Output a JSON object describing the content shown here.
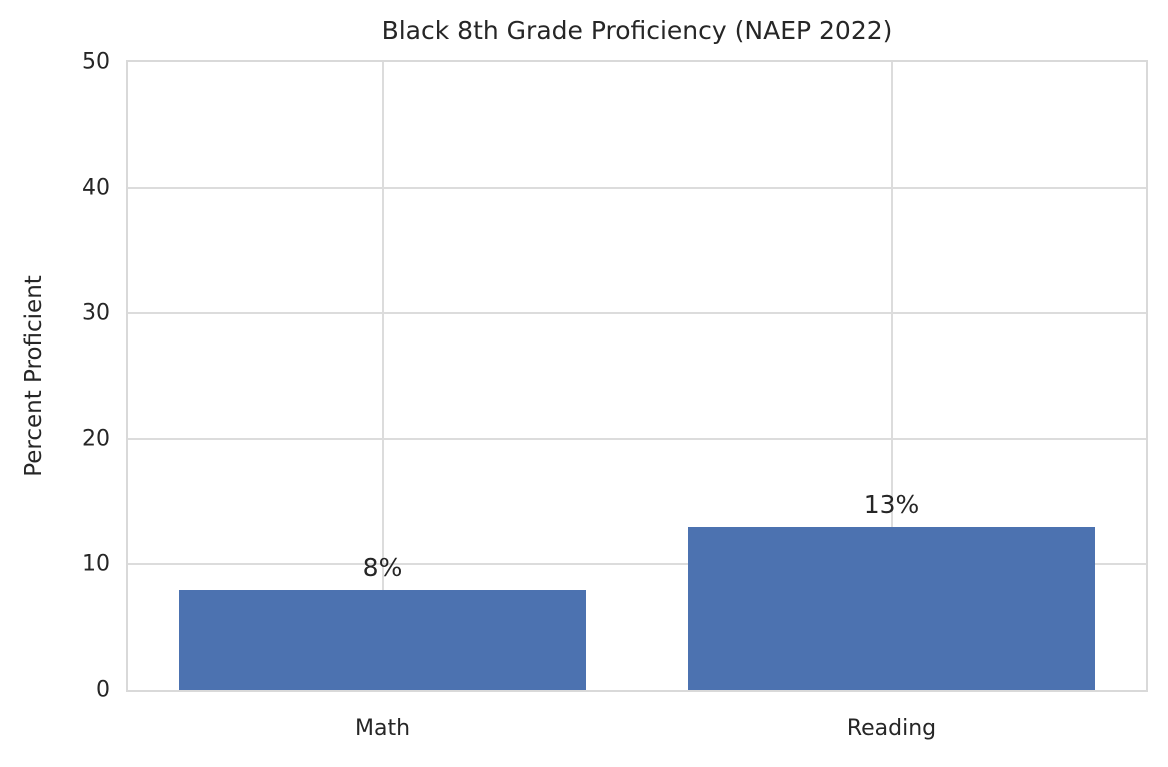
{
  "chart_data": {
    "type": "bar",
    "title": "Black 8th Grade Proficiency (NAEP 2022)",
    "categories": [
      "Math",
      "Reading"
    ],
    "values": [
      8,
      13
    ],
    "bar_labels": [
      "8%",
      "13%"
    ],
    "xlabel": "",
    "ylabel": "Percent Proficient",
    "ylim": [
      0,
      50
    ],
    "yticks": [
      0,
      10,
      20,
      30,
      40,
      50
    ],
    "grid": true,
    "legend": false,
    "bar_color": "#4c72b0",
    "grid_color": "#dcdcdc",
    "spine_color": "#d9d9d9",
    "text_color": "#262626",
    "background_color": "#ffffff"
  }
}
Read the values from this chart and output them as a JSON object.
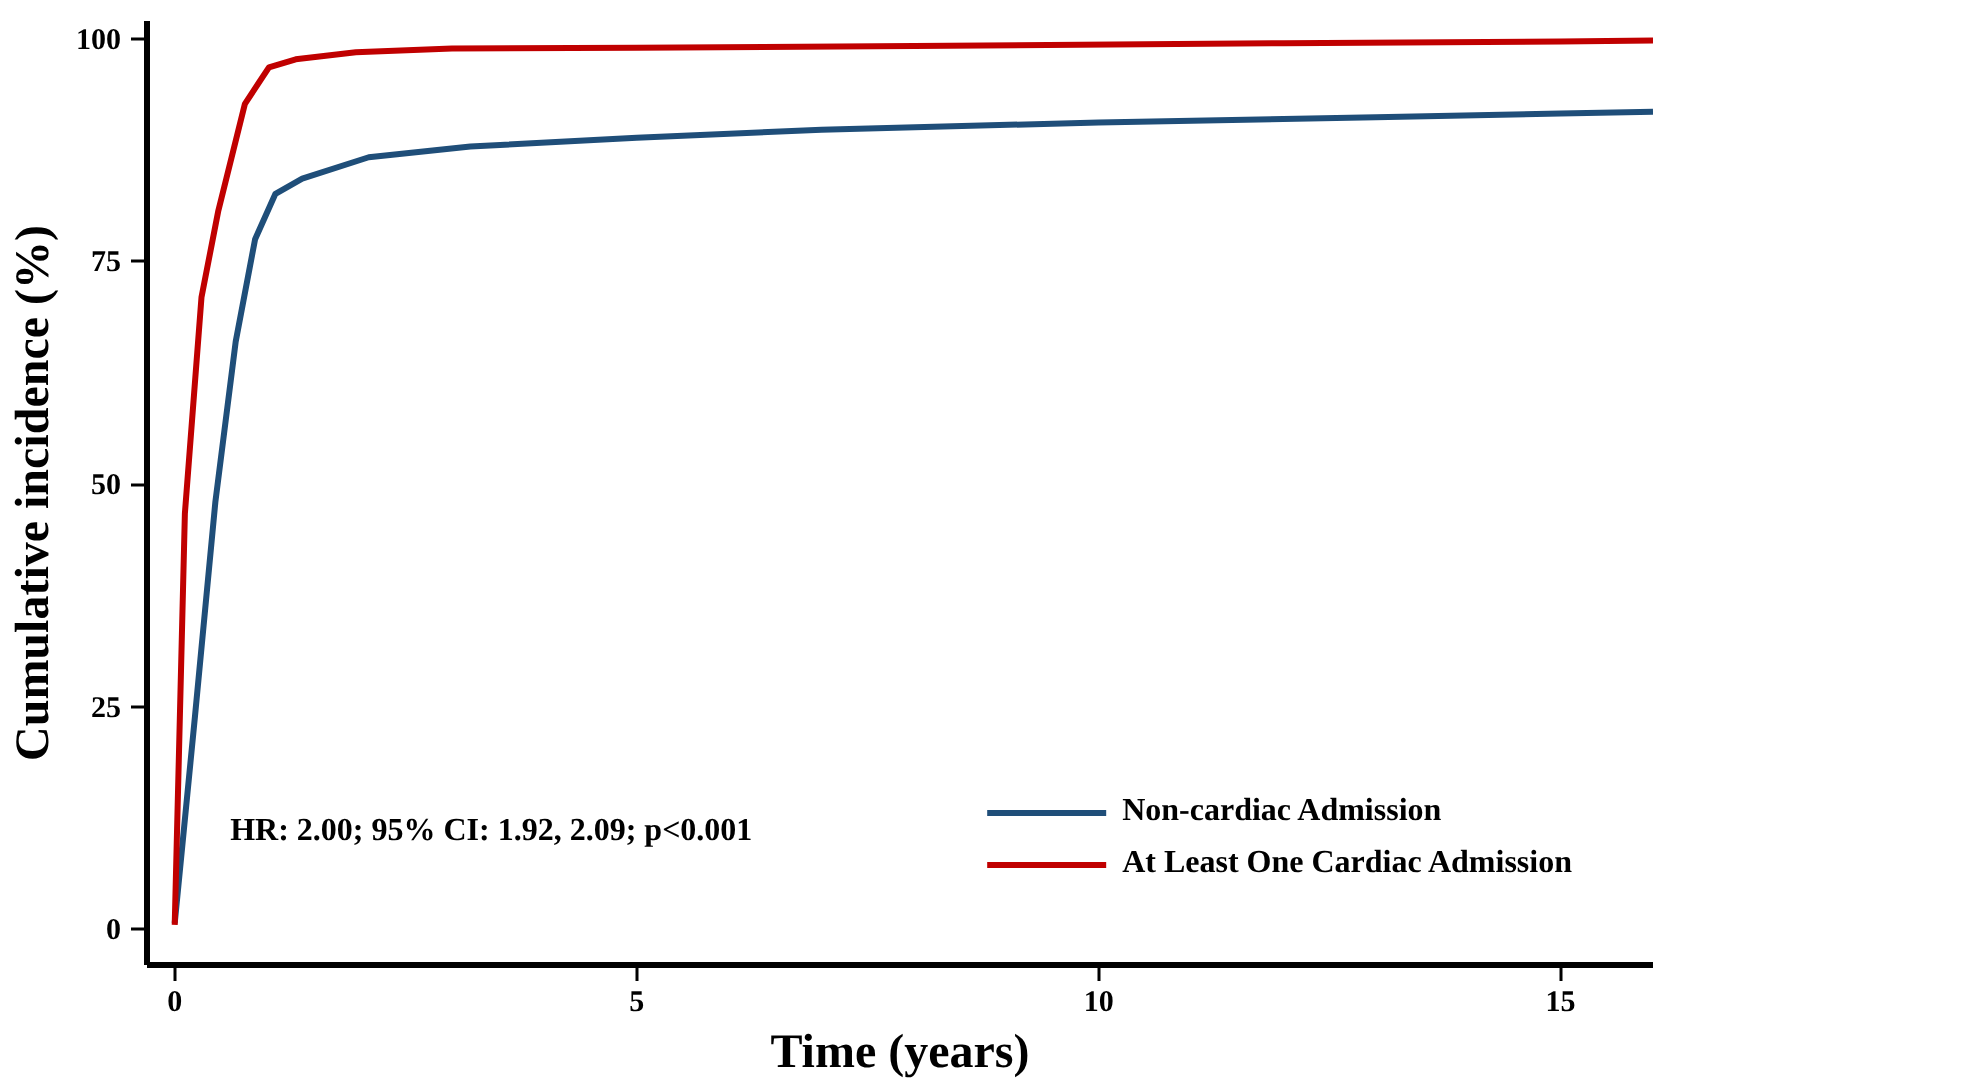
{
  "chart_data": {
    "type": "line",
    "xlabel": "Time (years)",
    "ylabel": "Cumulative incidence (%)",
    "xlim": [
      -0.3,
      16
    ],
    "ylim": [
      -4,
      102
    ],
    "xticks": [
      0,
      5,
      10,
      15
    ],
    "yticks": [
      0,
      25,
      50,
      75,
      100
    ],
    "grid": false,
    "legend": "bottom right",
    "marker": "none",
    "line_style": "solid",
    "annotations": [
      "HR: 2.00; 95% CI: 1.92, 2.09; p<0.001"
    ],
    "series": [
      {
        "name": "Non-cardiac Admission",
        "color": "#1f4e79",
        "x": [
          0,
          0.22,
          0.44,
          0.66,
          0.87,
          1.09,
          1.38,
          2.1,
          3.2,
          5,
          7,
          10,
          13,
          15,
          16
        ],
        "values": [
          0.7,
          24,
          48,
          66,
          77.5,
          82.6,
          84.3,
          86.7,
          87.9,
          88.9,
          89.8,
          90.6,
          91.2,
          91.6,
          91.8
        ]
      },
      {
        "name": "At Least One Cardiac Admission",
        "color": "#c00000",
        "x": [
          0,
          0.11,
          0.29,
          0.47,
          0.76,
          1.02,
          1.31,
          1.96,
          3,
          5,
          8,
          12,
          15,
          16
        ],
        "values": [
          0.5,
          46.7,
          71,
          80.6,
          92.7,
          96.8,
          97.7,
          98.5,
          98.9,
          99,
          99.2,
          99.5,
          99.7,
          99.8
        ]
      }
    ]
  }
}
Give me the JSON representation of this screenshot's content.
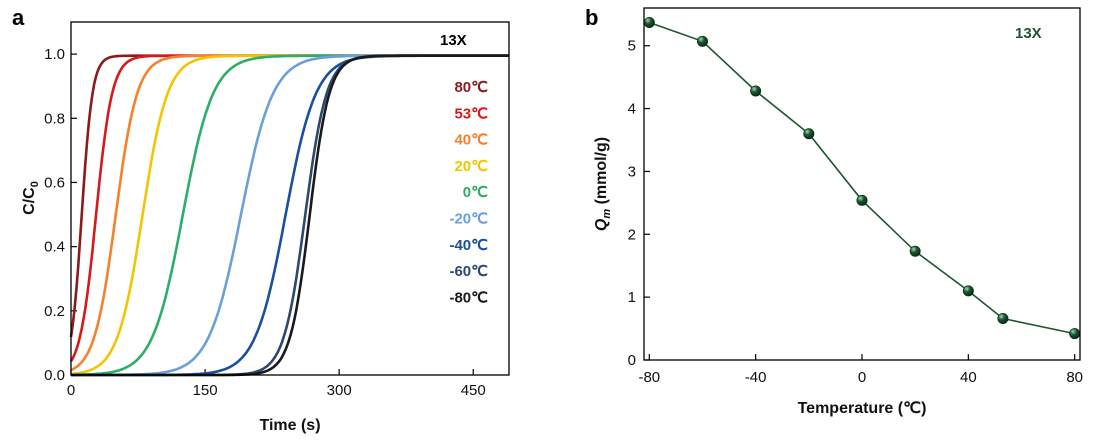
{
  "chart_data": [
    {
      "panel_label": "a",
      "type": "line",
      "xlabel": "Time (s)",
      "ylabel": "C/C0",
      "ylabel_main": "C/C",
      "ylabel_sub": "0",
      "xlim": [
        0,
        490
      ],
      "ylim": [
        0,
        1.1
      ],
      "xticks": [
        0,
        150,
        300,
        450
      ],
      "xtick_labels": [
        "0",
        "150",
        "300",
        "450"
      ],
      "yticks": [
        0,
        0.2,
        0.4,
        0.6,
        0.8,
        1.0
      ],
      "ytick_labels": [
        "0.0",
        "0.2",
        "0.4",
        "0.6",
        "0.8",
        "1.0"
      ],
      "annotation": "13X",
      "legend_position": "right",
      "series": [
        {
          "name": "80℃",
          "color": "#8B1A1A",
          "midpoint": 12,
          "width": 6
        },
        {
          "name": "53℃",
          "color": "#D7191C",
          "midpoint": 28,
          "width": 9
        },
        {
          "name": "40℃",
          "color": "#F4812C",
          "midpoint": 50,
          "width": 12
        },
        {
          "name": "20℃",
          "color": "#F5C400",
          "midpoint": 80,
          "width": 14
        },
        {
          "name": "0℃",
          "color": "#2DAE68",
          "midpoint": 125,
          "width": 17
        },
        {
          "name": "-20℃",
          "color": "#6B9FD8",
          "midpoint": 190,
          "width": 18
        },
        {
          "name": "-40℃",
          "color": "#1A4F9F",
          "midpoint": 240,
          "width": 17
        },
        {
          "name": "-60℃",
          "color": "#2B4A6F",
          "midpoint": 262,
          "width": 12
        },
        {
          "name": "-80℃",
          "color": "#1A1A1A",
          "midpoint": 267,
          "width": 11
        }
      ]
    },
    {
      "panel_label": "b",
      "type": "line",
      "xlabel": "Temperature (℃)",
      "ylabel": "Qm (mmol/g)",
      "ylabel_q": "Q",
      "ylabel_sub": "m",
      "ylabel_rest": " (mmol/g)",
      "xlim": [
        -82,
        82
      ],
      "ylim": [
        0,
        5.6
      ],
      "xticks": [
        -80,
        -40,
        0,
        40,
        80
      ],
      "xtick_labels": [
        "-80",
        "-40",
        "0",
        "40",
        "80"
      ],
      "yticks": [
        0,
        1,
        2,
        3,
        4,
        5
      ],
      "ytick_labels": [
        "0",
        "1",
        "2",
        "3",
        "4",
        "5"
      ],
      "annotation": "13X",
      "color": "#1E5631",
      "x": [
        -80,
        -60,
        -40,
        -20,
        0,
        20,
        40,
        53,
        80
      ],
      "y": [
        5.37,
        5.07,
        4.28,
        3.6,
        2.54,
        1.73,
        1.1,
        0.66,
        0.42
      ]
    }
  ]
}
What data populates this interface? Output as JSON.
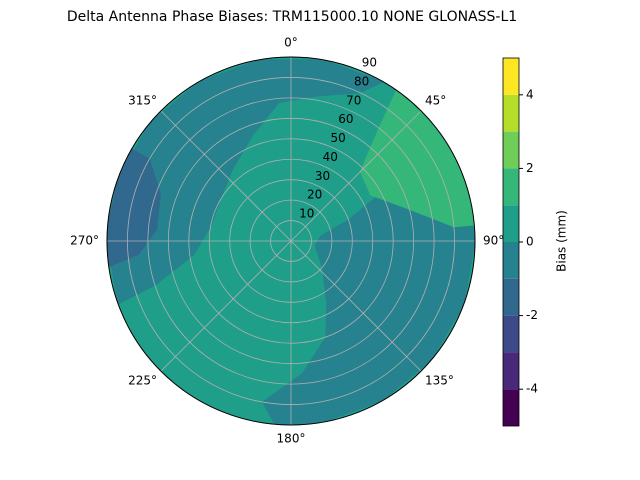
{
  "chart_data": {
    "type": "polar_contour",
    "title": "Delta Antenna Phase Biases: TRM115000.10    NONE GLONASS-L1",
    "rlim": [
      0,
      90
    ],
    "rticks": [
      10,
      20,
      30,
      40,
      50,
      60,
      70,
      80,
      90
    ],
    "thetaticks": [
      {
        "value": 0,
        "label": "0°"
      },
      {
        "value": 45,
        "label": "45°"
      },
      {
        "value": 90,
        "label": "90°"
      },
      {
        "value": 135,
        "label": "135°"
      },
      {
        "value": 180,
        "label": "180°"
      },
      {
        "value": 225,
        "label": "225°"
      },
      {
        "value": 270,
        "label": "270°"
      },
      {
        "value": 315,
        "label": "315°"
      }
    ],
    "grid": true,
    "background_level": 0,
    "regions": [
      {
        "level": -1,
        "points": [
          [
            250,
            90
          ],
          [
            270,
            90
          ],
          [
            290,
            90
          ],
          [
            310,
            90
          ],
          [
            330,
            90
          ],
          [
            350,
            90
          ],
          [
            10,
            90
          ],
          [
            30,
            90
          ],
          [
            25,
            80
          ],
          [
            10,
            72
          ],
          [
            355,
            68
          ],
          [
            340,
            55
          ],
          [
            320,
            45
          ],
          [
            300,
            40
          ],
          [
            280,
            40
          ],
          [
            262,
            48
          ],
          [
            252,
            70
          ]
        ]
      },
      {
        "level": -1,
        "points": [
          [
            55,
            90
          ],
          [
            70,
            90
          ],
          [
            90,
            90
          ],
          [
            110,
            90
          ],
          [
            130,
            90
          ],
          [
            150,
            90
          ],
          [
            170,
            90
          ],
          [
            185,
            90
          ],
          [
            190,
            80
          ],
          [
            175,
            65
          ],
          [
            160,
            50
          ],
          [
            150,
            35
          ],
          [
            130,
            20
          ],
          [
            100,
            12
          ],
          [
            80,
            15
          ],
          [
            70,
            30
          ],
          [
            60,
            60
          ]
        ]
      },
      {
        "level": -2,
        "points": [
          [
            262,
            90
          ],
          [
            275,
            90
          ],
          [
            290,
            90
          ],
          [
            300,
            90
          ],
          [
            300,
            80
          ],
          [
            290,
            68
          ],
          [
            275,
            66
          ],
          [
            265,
            75
          ]
        ]
      },
      {
        "level": 1,
        "points": [
          [
            35,
            90
          ],
          [
            45,
            90
          ],
          [
            55,
            90
          ],
          [
            65,
            90
          ],
          [
            75,
            90
          ],
          [
            85,
            90
          ],
          [
            85,
            80
          ],
          [
            75,
            60
          ],
          [
            60,
            45
          ],
          [
            45,
            48
          ],
          [
            38,
            70
          ]
        ]
      }
    ],
    "colorbar": {
      "label": "Bias (mm)",
      "levels": [
        -5,
        -4,
        -3,
        -2,
        -1,
        0,
        1,
        2,
        3,
        4,
        5
      ],
      "colors": [
        "#440154",
        "#482878",
        "#3e4989",
        "#31688e",
        "#26828e",
        "#1f9e89",
        "#35b779",
        "#6ece58",
        "#b5de2b",
        "#fde725"
      ],
      "ticks": [
        -4,
        -2,
        0,
        2,
        4
      ]
    }
  }
}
_ _ _ _
#### Task objective:
In the entries above, find each line with the word "name" and show it.

#### Written response:
        "name": "Non-cardiac Admission",
        "name": "At Least One Cardiac Admission",
          "name": "80℃",
          "name": "53℃",
          "name": "40℃",
          "name": "20℃",
          "name": "0℃",
          "name": "-20℃",
          "name": "-40℃",
          "name": "-60℃",
          "name": "-80℃",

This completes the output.